Directions for this task:
All of the records below must be output exactly, with no pictures carried over.

** start Stored data **

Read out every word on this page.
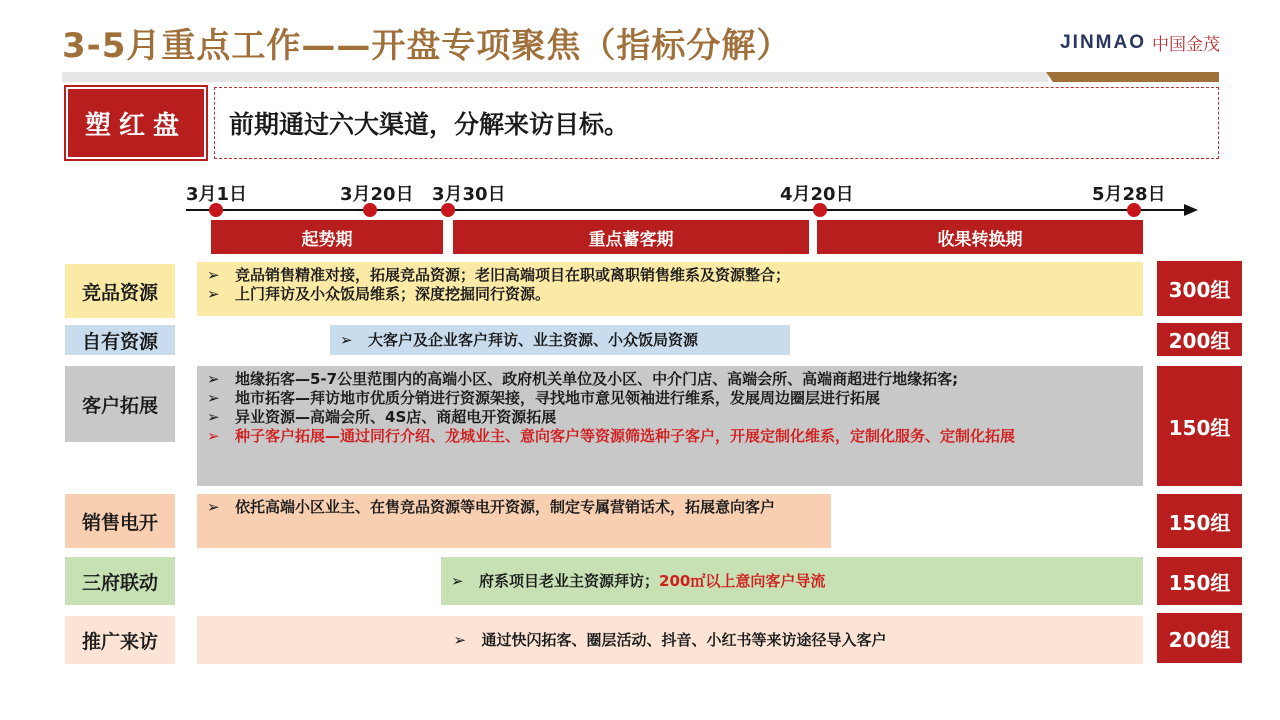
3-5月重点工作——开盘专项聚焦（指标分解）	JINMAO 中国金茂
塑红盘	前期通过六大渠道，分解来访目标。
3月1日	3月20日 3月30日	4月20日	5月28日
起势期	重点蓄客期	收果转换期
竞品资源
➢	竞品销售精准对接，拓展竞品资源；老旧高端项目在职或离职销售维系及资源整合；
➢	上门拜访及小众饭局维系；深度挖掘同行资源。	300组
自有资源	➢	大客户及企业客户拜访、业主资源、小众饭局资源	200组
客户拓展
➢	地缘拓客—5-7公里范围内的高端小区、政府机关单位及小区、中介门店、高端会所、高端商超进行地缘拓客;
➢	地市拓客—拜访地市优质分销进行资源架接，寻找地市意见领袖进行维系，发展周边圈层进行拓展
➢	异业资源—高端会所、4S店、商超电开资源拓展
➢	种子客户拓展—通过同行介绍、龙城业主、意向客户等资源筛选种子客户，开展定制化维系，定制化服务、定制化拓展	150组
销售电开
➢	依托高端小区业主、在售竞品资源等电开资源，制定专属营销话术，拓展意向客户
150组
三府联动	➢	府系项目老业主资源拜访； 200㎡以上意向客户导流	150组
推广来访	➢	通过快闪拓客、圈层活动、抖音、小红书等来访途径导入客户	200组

** end Stored data **

Output below:
Read out every word on this page.
3-5月重点工作——开盘专项聚焦（指标分解）	JINMAO 中国金茂
塑红盘	前期通过六大渠道，分解来访目标。
3月1日	3月20日 3月30日	4月20日	5月28日
起势期	重点蓄客期	收果转换期
竞品资源
➢	竞品销售精准对接，拓展竞品资源；老旧高端项目在职或离职销售维系及资源整合；
➢	上门拜访及小众饭局维系；深度挖掘同行资源。	300组
自有资源	➢	大客户及企业客户拜访、业主资源、小众饭局资源	200组
客户拓展
➢	地缘拓客—5-7公里范围内的高端小区、政府机关单位及小区、中介门店、高端会所、高端商超进行地缘拓客;
➢	地市拓客—拜访地市优质分销进行资源架接，寻找地市意见领袖进行维系，发展周边圈层进行拓展
➢	异业资源—高端会所、4S店、商超电开资源拓展
➢	种子客户拓展—通过同行介绍、龙城业主、意向客户等资源筛选种子客户，开展定制化维系，定制化服务、定制化拓展	150组
销售电开
➢	依托高端小区业主、在售竞品资源等电开资源，制定专属营销话术，拓展意向客户
150组
三府联动	➢	府系项目老业主资源拜访； 200㎡以上意向客户导流	150组
推广来访	➢	通过快闪拓客、圈层活动、抖音、小红书等来访途径导入客户	200组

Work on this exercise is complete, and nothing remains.